Text segment:
Rapid PACKTEST is commonly known as PACKTEST. This test is a simple onsite method of testing water quality which produces amazing results in a split of a second. It does not require complicated analytical techniques to determine the quality of water. Concentration of heavy metals, precious metals and any other elements and compounds in the water are detected using this method. pH of water can also be determined using this method. Water in this case can be a flowing creek,settling ponds, pool beside vats or heap leach pads, mine pits etc.

     PACKTEST Results for Pihema Creek, 
      Morobe Province.  Cyanide Detected
       (Dark-blue).
The results indicate the concentration of elements intended to test in the water which also influences the pH of water. The readings will give an estimated range of figures and do not have to be exact. Readings are taken with confidence in accuracy of about 90%. To obtain exact results, further laboratory testing is recommended.

It is recommended that Pact Test should be practiced by all government regulators in the extractive industries especially in the Mining and petroleum industry. This will greatly help during statutory inspections which can give results instantly onsite rather than waiting for results in the laboratory after few weeks or months. This will also be a alert for the industry to treat waste water effectively or improve on their waste water treatments and monitoring techniques.
The process and the setup of the testing method are outlined below.

Sampling Procedure for PACKTEST
1.            Fetch water in container and filter the water using syringe and 0.45┬Ám filter to filter water sample and pour filtered water sample into a clear mini cylinder.
2.             Remove the colored line at the top of the tube to clear the aperture.
3.            Press tube's sidewall to expel air, and hold the tube.
4.            Immerse the aperture of the tube into the water sample in the mini cylinder and release to fill the tube halfway.
5.            Shake the tube slowly for few seconds.
6.            Wait for the reaction time as indicated in the instruction manual, and then compare the actual color in the tube with provided Standard Color. The nearest color indicates the concentration value (mg/L = ppm) of the analyte in your sample.
 The above Figure is a simplified diagram by
KYORITSU CHEMICAL-CHECK Lab
 as a guide.

Given information:
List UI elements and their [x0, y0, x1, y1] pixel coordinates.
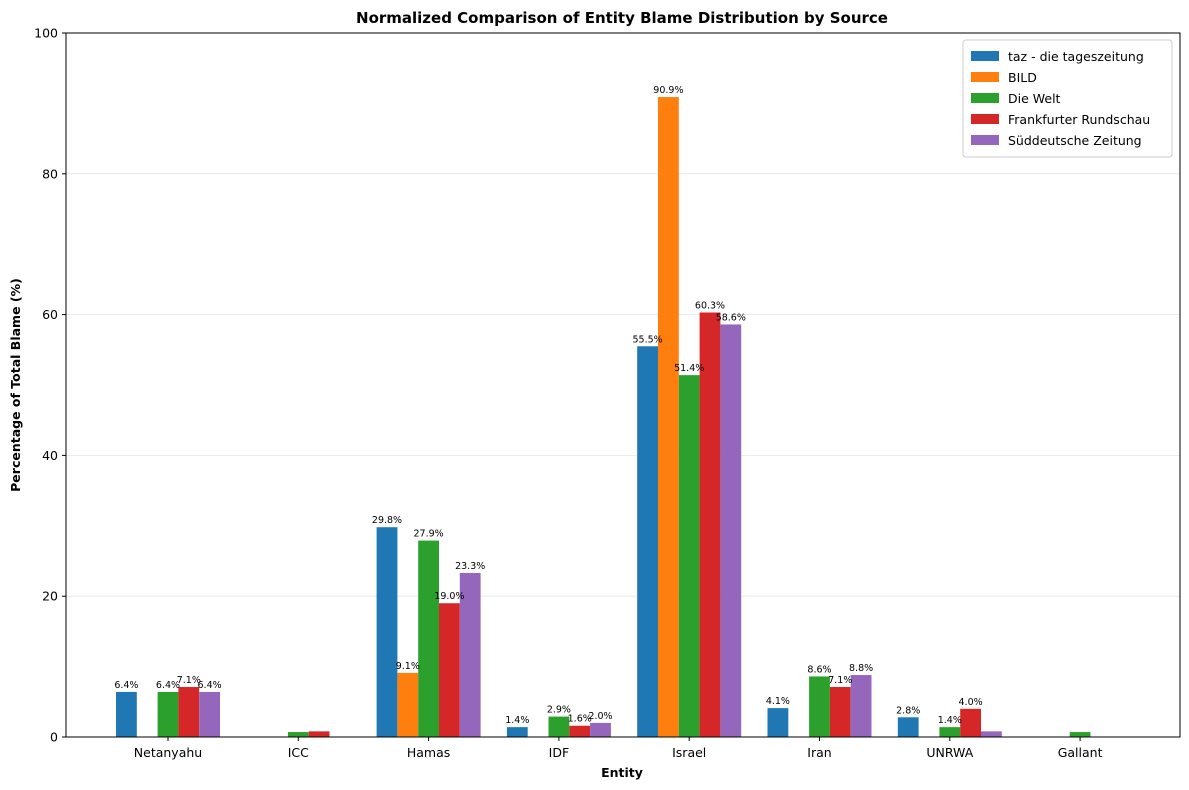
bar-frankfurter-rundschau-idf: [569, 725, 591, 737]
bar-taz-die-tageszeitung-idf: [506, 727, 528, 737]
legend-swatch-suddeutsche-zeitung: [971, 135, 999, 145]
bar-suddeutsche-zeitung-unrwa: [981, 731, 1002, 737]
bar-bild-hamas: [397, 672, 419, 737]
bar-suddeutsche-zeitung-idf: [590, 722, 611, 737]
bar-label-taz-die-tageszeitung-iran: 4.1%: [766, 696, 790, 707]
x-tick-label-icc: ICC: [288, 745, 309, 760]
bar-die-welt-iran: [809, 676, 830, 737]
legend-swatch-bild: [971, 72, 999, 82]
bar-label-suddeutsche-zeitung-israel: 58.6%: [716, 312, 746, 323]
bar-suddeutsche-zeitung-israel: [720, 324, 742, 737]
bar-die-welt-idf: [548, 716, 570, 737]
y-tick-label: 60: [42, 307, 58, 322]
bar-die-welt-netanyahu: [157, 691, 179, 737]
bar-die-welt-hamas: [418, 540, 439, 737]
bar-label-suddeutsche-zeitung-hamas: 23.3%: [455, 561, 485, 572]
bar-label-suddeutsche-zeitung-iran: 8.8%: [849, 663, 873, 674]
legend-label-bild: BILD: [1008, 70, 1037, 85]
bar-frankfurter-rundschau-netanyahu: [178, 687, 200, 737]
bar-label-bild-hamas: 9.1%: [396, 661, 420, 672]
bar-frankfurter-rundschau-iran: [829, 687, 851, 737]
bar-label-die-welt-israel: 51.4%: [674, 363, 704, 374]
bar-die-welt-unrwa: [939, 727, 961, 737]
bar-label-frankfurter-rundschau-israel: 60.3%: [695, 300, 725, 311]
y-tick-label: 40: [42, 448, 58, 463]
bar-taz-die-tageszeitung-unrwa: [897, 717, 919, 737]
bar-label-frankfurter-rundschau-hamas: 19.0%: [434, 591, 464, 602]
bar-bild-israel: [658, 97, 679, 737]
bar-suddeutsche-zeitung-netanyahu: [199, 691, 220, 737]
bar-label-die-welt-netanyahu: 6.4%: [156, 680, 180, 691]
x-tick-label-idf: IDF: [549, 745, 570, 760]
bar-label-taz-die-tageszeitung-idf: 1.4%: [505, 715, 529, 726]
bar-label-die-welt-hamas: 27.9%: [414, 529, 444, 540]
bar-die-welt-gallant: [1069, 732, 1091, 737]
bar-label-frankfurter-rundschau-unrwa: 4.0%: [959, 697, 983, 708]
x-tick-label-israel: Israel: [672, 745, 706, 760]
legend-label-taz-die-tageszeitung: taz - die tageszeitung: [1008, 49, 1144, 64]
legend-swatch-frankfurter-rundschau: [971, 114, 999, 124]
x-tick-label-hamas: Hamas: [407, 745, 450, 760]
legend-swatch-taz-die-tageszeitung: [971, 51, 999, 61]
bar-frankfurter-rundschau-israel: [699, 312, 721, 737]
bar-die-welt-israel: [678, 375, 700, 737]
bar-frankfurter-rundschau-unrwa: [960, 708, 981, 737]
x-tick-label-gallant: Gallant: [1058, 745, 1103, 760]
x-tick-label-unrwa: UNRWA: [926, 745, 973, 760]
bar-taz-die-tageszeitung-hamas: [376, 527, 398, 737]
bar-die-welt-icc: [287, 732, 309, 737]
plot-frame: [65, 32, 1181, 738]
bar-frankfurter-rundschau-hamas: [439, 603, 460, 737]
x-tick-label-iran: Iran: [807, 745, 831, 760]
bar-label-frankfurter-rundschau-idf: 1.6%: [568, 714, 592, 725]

Exercises:
[A] Using the PACKTEST text, decide whether each statement agrees with it, answering yes or no and quoting the words that decide it: (i) PACKTEST readings give exact figures; (ii) PACKTEST can be used to find the pH of water; (iii) readings are taken with confidence in accuracy of about 90%.
[B] Turn the paragraph of the PACKTEST text that starts "The results indicate the concentration" into a short list that keeps its main facts.
[C] According to the PACKTEST text's sampling procedure, what step comes right after removing the colored line at the top of the tube?
Rely only on the PACKTEST text when you respond.

Solutions:
[A]
(i) No: "The readings will give an estimated range of figures and do not have to be exact."
(ii) Yes: "pH of water can also be determined using this method."
(iii) Yes: "Readings are taken with confidence in accuracy of about 90%."

[B]
- Results show the concentration of the elements being tested, which also influences the water's pH.
- Readings give an estimated range of figures rather than exact values.
- Readings are taken with confidence in accuracy of about 90%.
- Further laboratory testing is recommended to obtain exact results.

[C] Press the tube's sidewall to expel air, and hold the tube.